**OBJECTIVE:**
Repeat exactly each line of the data provided below.

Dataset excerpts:

○ ○ ○ ○ ○

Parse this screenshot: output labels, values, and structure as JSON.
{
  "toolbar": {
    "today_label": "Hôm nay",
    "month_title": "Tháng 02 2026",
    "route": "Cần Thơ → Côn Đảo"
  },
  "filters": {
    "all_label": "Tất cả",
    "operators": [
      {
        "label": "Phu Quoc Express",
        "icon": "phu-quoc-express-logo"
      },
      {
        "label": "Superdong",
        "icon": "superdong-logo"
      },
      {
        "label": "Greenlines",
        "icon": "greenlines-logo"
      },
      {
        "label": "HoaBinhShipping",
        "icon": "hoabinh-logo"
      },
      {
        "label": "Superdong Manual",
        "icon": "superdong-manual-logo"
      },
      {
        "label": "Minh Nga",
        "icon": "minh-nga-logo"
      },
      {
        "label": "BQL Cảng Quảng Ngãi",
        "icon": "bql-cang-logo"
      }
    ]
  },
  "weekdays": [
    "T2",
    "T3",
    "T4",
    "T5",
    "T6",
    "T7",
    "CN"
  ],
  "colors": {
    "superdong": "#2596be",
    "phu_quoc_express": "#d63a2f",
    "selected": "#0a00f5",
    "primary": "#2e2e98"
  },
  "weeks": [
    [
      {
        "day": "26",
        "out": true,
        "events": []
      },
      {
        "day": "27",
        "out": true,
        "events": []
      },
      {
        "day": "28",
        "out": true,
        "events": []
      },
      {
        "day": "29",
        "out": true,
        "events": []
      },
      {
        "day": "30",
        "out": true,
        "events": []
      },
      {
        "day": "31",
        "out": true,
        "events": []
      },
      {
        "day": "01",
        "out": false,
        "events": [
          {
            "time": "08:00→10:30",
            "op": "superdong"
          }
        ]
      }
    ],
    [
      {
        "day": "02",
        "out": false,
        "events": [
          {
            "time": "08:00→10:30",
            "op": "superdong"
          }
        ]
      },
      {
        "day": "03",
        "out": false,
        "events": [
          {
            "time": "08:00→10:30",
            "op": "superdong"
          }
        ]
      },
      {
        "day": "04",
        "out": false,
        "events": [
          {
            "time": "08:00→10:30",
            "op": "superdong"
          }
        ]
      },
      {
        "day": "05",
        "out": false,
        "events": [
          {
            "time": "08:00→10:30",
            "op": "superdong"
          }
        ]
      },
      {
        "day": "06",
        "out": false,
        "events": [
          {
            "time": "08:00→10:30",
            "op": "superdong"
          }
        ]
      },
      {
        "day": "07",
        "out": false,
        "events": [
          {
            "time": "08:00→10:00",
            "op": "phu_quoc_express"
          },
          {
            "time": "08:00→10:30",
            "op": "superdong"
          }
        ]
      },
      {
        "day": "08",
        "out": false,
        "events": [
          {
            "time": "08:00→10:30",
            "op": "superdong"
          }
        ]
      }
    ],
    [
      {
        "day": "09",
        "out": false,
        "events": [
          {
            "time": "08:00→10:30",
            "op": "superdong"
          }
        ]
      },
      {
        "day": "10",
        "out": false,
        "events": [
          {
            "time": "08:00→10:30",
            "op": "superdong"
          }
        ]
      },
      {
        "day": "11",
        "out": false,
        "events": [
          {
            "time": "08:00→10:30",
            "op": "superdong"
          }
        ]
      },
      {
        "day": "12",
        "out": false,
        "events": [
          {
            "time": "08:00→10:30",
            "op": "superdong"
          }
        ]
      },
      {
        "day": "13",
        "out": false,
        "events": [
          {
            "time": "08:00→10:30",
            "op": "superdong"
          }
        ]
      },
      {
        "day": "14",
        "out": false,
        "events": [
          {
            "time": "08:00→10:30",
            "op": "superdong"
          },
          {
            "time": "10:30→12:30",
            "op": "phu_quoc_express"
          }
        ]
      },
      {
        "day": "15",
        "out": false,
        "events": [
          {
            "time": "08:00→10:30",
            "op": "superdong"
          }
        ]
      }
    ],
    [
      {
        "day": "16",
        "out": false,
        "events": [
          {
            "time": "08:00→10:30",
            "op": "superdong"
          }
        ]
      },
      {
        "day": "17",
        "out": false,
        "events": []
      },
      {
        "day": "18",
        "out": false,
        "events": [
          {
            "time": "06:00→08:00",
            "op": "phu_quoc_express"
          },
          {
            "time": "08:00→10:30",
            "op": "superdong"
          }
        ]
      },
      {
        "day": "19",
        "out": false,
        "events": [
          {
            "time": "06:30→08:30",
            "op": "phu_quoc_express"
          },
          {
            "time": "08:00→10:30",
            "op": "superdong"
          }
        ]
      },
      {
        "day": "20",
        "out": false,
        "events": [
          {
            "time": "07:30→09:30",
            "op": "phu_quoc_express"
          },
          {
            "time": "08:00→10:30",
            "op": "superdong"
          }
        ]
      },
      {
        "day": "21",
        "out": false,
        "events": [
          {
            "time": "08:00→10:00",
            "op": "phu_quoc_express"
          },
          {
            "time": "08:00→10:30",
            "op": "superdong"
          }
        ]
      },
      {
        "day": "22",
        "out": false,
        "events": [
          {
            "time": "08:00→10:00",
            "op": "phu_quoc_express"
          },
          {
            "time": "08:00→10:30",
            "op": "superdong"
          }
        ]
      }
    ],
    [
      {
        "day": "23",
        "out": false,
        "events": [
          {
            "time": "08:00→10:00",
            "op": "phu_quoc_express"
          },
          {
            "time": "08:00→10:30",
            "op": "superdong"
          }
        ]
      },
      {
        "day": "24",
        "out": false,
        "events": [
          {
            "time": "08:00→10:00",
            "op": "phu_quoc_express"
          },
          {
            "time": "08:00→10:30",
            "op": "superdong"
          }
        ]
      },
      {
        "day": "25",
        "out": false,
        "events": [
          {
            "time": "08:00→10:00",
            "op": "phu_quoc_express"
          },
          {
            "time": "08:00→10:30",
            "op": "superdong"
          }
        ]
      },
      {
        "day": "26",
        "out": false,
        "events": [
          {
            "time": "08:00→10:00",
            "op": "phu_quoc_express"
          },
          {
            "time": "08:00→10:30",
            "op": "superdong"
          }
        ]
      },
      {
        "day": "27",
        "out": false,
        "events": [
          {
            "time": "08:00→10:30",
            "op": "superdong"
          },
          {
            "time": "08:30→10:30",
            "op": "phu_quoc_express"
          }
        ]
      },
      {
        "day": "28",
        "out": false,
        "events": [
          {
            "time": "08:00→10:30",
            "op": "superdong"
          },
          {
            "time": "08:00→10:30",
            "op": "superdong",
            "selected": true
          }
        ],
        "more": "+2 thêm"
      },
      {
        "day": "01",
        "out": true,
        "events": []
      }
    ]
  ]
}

○ ○ ○ ○ ○

**FINAL ANSWER:**
Parse this screenshot: output labels, values, and structure as JSON.
{
  "toolbar": {
    "today_label": "Hôm nay",
    "month_title": "Tháng 02 2026",
    "route": "Cần Thơ → Côn Đảo"
  },
  "filters": {
    "all_label": "Tất cả",
    "operators": [
      {
        "label": "Phu Quoc Express",
        "icon": "phu-quoc-express-logo"
      },
      {
        "label": "Superdong",
        "icon": "superdong-logo"
      },
      {
        "label": "Greenlines",
        "icon": "greenlines-logo"
      },
      {
        "label": "HoaBinhShipping",
        "icon": "hoabinh-logo"
      },
      {
        "label": "Superdong Manual",
        "icon": "superdong-manual-logo"
      },
      {
        "label": "Minh Nga",
        "icon": "minh-nga-logo"
      },
      {
        "label": "BQL Cảng Quảng Ngãi",
        "icon": "bql-cang-logo"
      }
    ]
  },
  "weekdays": [
    "T2",
    "T3",
    "T4",
    "T5",
    "T6",
    "T7",
    "CN"
  ],
  "colors": {
    "superdong": "#2596be",
    "phu_quoc_express": "#d63a2f",
    "selected": "#0a00f5",
    "primary": "#2e2e98"
  },
  "weeks": [
    [
      {
        "day": "26",
        "out": true,
        "events": []
      },
      {
        "day": "27",
        "out": true,
        "events": []
      },
      {
        "day": "28",
        "out": true,
        "events": []
      },
      {
        "day": "29",
        "out": true,
        "events": []
      },
      {
        "day": "30",
        "out": true,
        "events": []
      },
      {
        "day": "31",
        "out": true,
        "events": []
      },
      {
        "day": "01",
        "out": false,
        "events": [
          {
            "time": "08:00→10:30",
            "op": "superdong"
          }
        ]
      }
    ],
    [
      {
        "day": "02",
        "out": false,
        "events": [
          {
            "time": "08:00→10:30",
            "op": "superdong"
          }
        ]
      },
      {
        "day": "03",
        "out": false,
        "events": [
          {
            "time": "08:00→10:30",
            "op": "superdong"
          }
        ]
      },
      {
        "day": "04",
        "out": false,
        "events": [
          {
            "time": "08:00→10:30",
            "op": "superdong"
          }
        ]
      },
      {
        "day": "05",
        "out": false,
        "events": [
          {
            "time": "08:00→10:30",
            "op": "superdong"
          }
        ]
      },
      {
        "day": "06",
        "out": false,
        "events": [
          {
            "time": "08:00→10:30",
            "op": "superdong"
          }
        ]
      },
      {
        "day": "07",
        "out": false,
        "events": [
          {
            "time": "08:00→10:00",
            "op": "phu_quoc_express"
          },
          {
            "time": "08:00→10:30",
            "op": "superdong"
          }
        ]
      },
      {
        "day": "08",
        "out": false,
        "events": [
          {
            "time": "08:00→10:30",
            "op": "superdong"
          }
        ]
      }
    ],
    [
      {
        "day": "09",
        "out": false,
        "events": [
          {
            "time": "08:00→10:30",
            "op": "superdong"
          }
        ]
      },
      {
        "day": "10",
        "out": false,
        "events": [
          {
            "time": "08:00→10:30",
            "op": "superdong"
          }
        ]
      },
      {
        "day": "11",
        "out": false,
        "events": [
          {
            "time": "08:00→10:30",
            "op": "superdong"
          }
        ]
      },
      {
        "day": "12",
        "out": false,
        "events": [
          {
            "time": "08:00→10:30",
            "op": "superdong"
          }
        ]
      },
      {
        "day": "13",
        "out": false,
        "events": [
          {
            "time": "08:00→10:30",
            "op": "superdong"
          }
        ]
      },
      {
        "day": "14",
        "out": false,
        "events": [
          {
            "time": "08:00→10:30",
            "op": "superdong"
          },
          {
            "time": "10:30→12:30",
            "op": "phu_quoc_express"
          }
        ]
      },
      {
        "day": "15",
        "out": false,
        "events": [
          {
            "time": "08:00→10:30",
            "op": "superdong"
          }
        ]
      }
    ],
    [
      {
        "day": "16",
        "out": false,
        "events": [
          {
            "time": "08:00→10:30",
            "op": "superdong"
          }
        ]
      },
      {
        "day": "17",
        "out": false,
        "events": []
      },
      {
        "day": "18",
        "out": false,
        "events": [
          {
            "time": "06:00→08:00",
            "op": "phu_quoc_express"
          },
          {
            "time": "08:00→10:30",
            "op": "superdong"
          }
        ]
      },
      {
        "day": "19",
        "out": false,
        "events": [
          {
            "time": "06:30→08:30",
            "op": "phu_quoc_express"
          },
          {
            "time": "08:00→10:30",
            "op": "superdong"
          }
        ]
      },
      {
        "day": "20",
        "out": false,
        "events": [
          {
            "time": "07:30→09:30",
            "op": "phu_quoc_express"
          },
          {
            "time": "08:00→10:30",
            "op": "superdong"
          }
        ]
      },
      {
        "day": "21",
        "out": false,
        "events": [
          {
            "time": "08:00→10:00",
            "op": "phu_quoc_express"
          },
          {
            "time": "08:00→10:30",
            "op": "superdong"
          }
        ]
      },
      {
        "day": "22",
        "out": false,
        "events": [
          {
            "time": "08:00→10:00",
            "op": "phu_quoc_express"
          },
          {
            "time": "08:00→10:30",
            "op": "superdong"
          }
        ]
      }
    ],
    [
      {
        "day": "23",
        "out": false,
        "events": [
          {
            "time": "08:00→10:00",
            "op": "phu_quoc_express"
          },
          {
            "time": "08:00→10:30",
            "op": "superdong"
          }
        ]
      },
      {
        "day": "24",
        "out": false,
        "events": [
          {
            "time": "08:00→10:00",
            "op": "phu_quoc_express"
          },
          {
            "time": "08:00→10:30",
            "op": "superdong"
          }
        ]
      },
      {
        "day": "25",
        "out": false,
        "events": [
          {
            "time": "08:00→10:00",
            "op": "phu_quoc_express"
          },
          {
            "time": "08:00→10:30",
            "op": "superdong"
          }
        ]
      },
      {
        "day": "26",
        "out": false,
        "events": [
          {
            "time": "08:00→10:00",
            "op": "phu_quoc_express"
          },
          {
            "time": "08:00→10:30",
            "op": "superdong"
          }
        ]
      },
      {
        "day": "27",
        "out": false,
        "events": [
          {
            "time": "08:00→10:30",
            "op": "superdong"
          },
          {
            "time": "08:30→10:30",
            "op": "phu_quoc_express"
          }
        ]
      },
      {
        "day": "28",
        "out": false,
        "events": [
          {
            "time": "08:00→10:30",
            "op": "superdong"
          },
          {
            "time": "08:00→10:30",
            "op": "superdong",
            "selected": true
          }
        ],
        "more": "+2 thêm"
      },
      {
        "day": "01",
        "out": true,
        "events": []
      }
    ]
  ]
}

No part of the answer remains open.